* Work to be completed *
Write out the entire listing below exactly, with the pictures left out.

* Provided material *
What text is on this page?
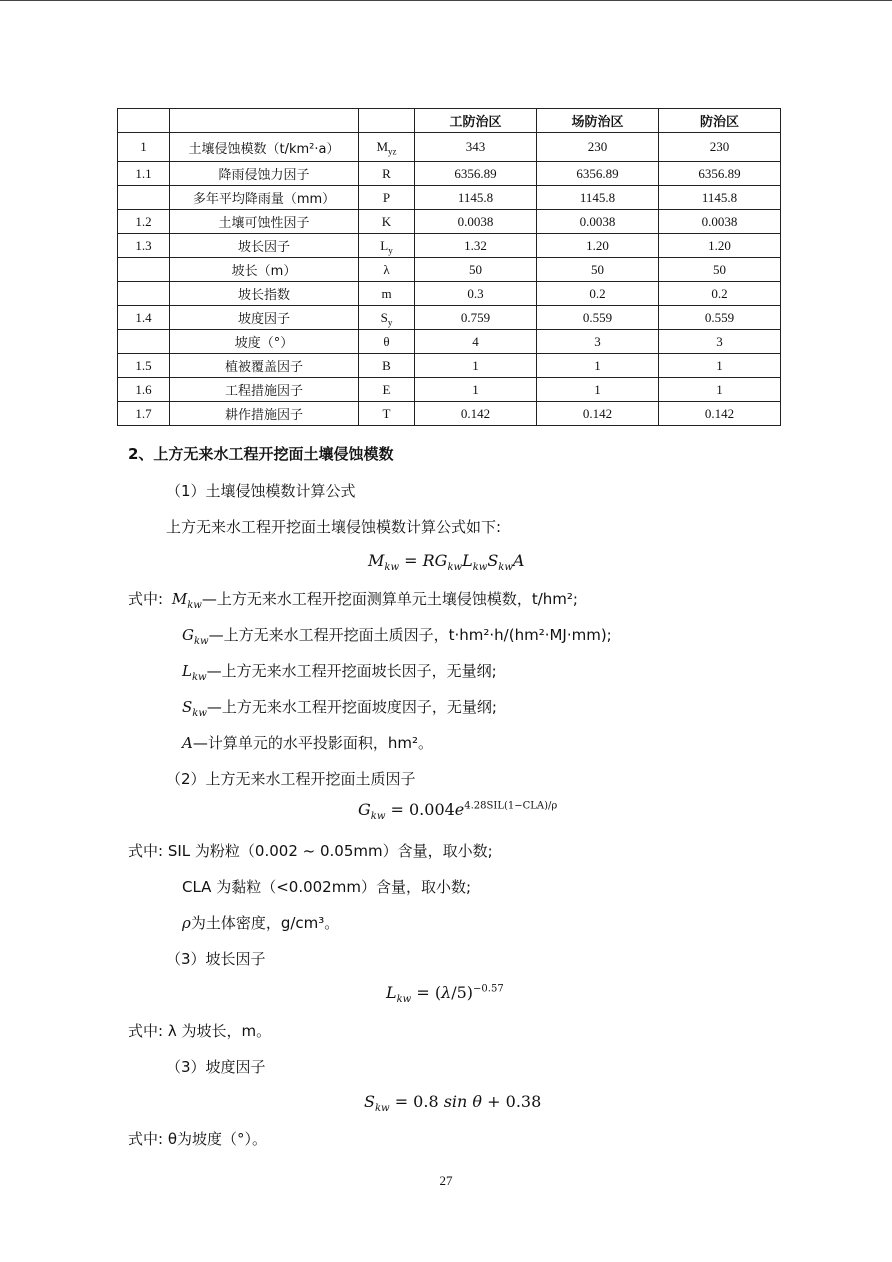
			工防治区	场防治区	防治区
1	土壤侵蚀模数（t/km²·a）	$M_{yz}$	343	230	230
1.1	降雨侵蚀力因子	R	6356.89	6356.89	6356.89
	多年平均降雨量（mm）	P	1145.8	1145.8	1145.8
1.2	土壤可蚀性因子	K	0.0038	0.0038	0.0038
1.3	坡长因子	$L_y$	1.32	1.20	1.20
	坡长（m）	λ	50	50	50
	坡长指数	m	0.3	0.2	0.2
1.4	坡度因子	$S_y$	0.759	0.559	0.559
	坡度（°）	θ	4	3	3
1.5	植被覆盖因子	B	1	1	1
1.6	工程措施因子	E	1	1	1
1.7	耕作措施因子	T	0.142	0.142	0.142
2、上方无来水工程开挖面土壤侵蚀模数
（1）土壤侵蚀模数计算公式
上方无来水工程开挖面土壤侵蚀模数计算公式如下:
$M_{kw} = RG_{kw}L_{kw}S_{kw}A$
式中: $M_{kw}—$上方无来水工程开挖面测算单元土壤侵蚀模数，t/hm²;
$G_{kw}—$上方无来水工程开挖面土质因子，t·hm²·h/(hm²·MJ·mm);
$L_{kw}—$上方无来水工程开挖面坡长因子，无量纲;
$S_{kw}—$上方无来水工程开挖面坡度因子，无量纲;
A—计算单元的水平投影面积，hm²。
（2）上方无来水工程开挖面土质因子
$G_{kw} = 0.004e^{4.28SIL(1-CLA)/\rho}$
式中: SIL 为粉粒（0.002 ~ 0.05mm）含量，取小数;
CLA 为黏粒（<0.002mm）含量，取小数;
ρ为土体密度，g/cm³。
（3）坡长因子
$L_{kw} = (\lambda/5)^{-0.57}$
式中: λ 为坡长，m。
（3）坡度因子
$S_{kw} = 0.8$ sin θ + 0.38
式中: θ为坡度（°）。
27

* Answer for the task *
What text is on this page?
			工防治区	场防治区	防治区
1	土壤侵蚀模数（t/km²·a）	$M_{yz}$	343	230	230
1.1	降雨侵蚀力因子	R	6356.89	6356.89	6356.89
	多年平均降雨量（mm）	P	1145.8	1145.8	1145.8
1.2	土壤可蚀性因子	K	0.0038	0.0038	0.0038
1.3	坡长因子	$L_y$	1.32	1.20	1.20
	坡长（m）	λ	50	50	50
	坡长指数	m	0.3	0.2	0.2
1.4	坡度因子	$S_y$	0.759	0.559	0.559
	坡度（°）	θ	4	3	3
1.5	植被覆盖因子	B	1	1	1
1.6	工程措施因子	E	1	1	1
1.7	耕作措施因子	T	0.142	0.142	0.142
2、上方无来水工程开挖面土壤侵蚀模数
（1）土壤侵蚀模数计算公式
上方无来水工程开挖面土壤侵蚀模数计算公式如下:
$M_{kw} = RG_{kw}L_{kw}S_{kw}A$
式中: $M_{kw}—$上方无来水工程开挖面测算单元土壤侵蚀模数，t/hm²;
$G_{kw}—$上方无来水工程开挖面土质因子，t·hm²·h/(hm²·MJ·mm);
$L_{kw}—$上方无来水工程开挖面坡长因子，无量纲;
$S_{kw}—$上方无来水工程开挖面坡度因子，无量纲;
A—计算单元的水平投影面积，hm²。
（2）上方无来水工程开挖面土质因子
$G_{kw} = 0.004e^{4.28SIL(1-CLA)/\rho}$
式中: SIL 为粉粒（0.002 ~ 0.05mm）含量，取小数;
CLA 为黏粒（<0.002mm）含量，取小数;
ρ为土体密度，g/cm³。
（3）坡长因子
$L_{kw} = (\lambda/5)^{-0.57}$
式中: λ 为坡长，m。
（3）坡度因子
$S_{kw} = 0.8$ sin θ + 0.38
式中: θ为坡度（°）。
27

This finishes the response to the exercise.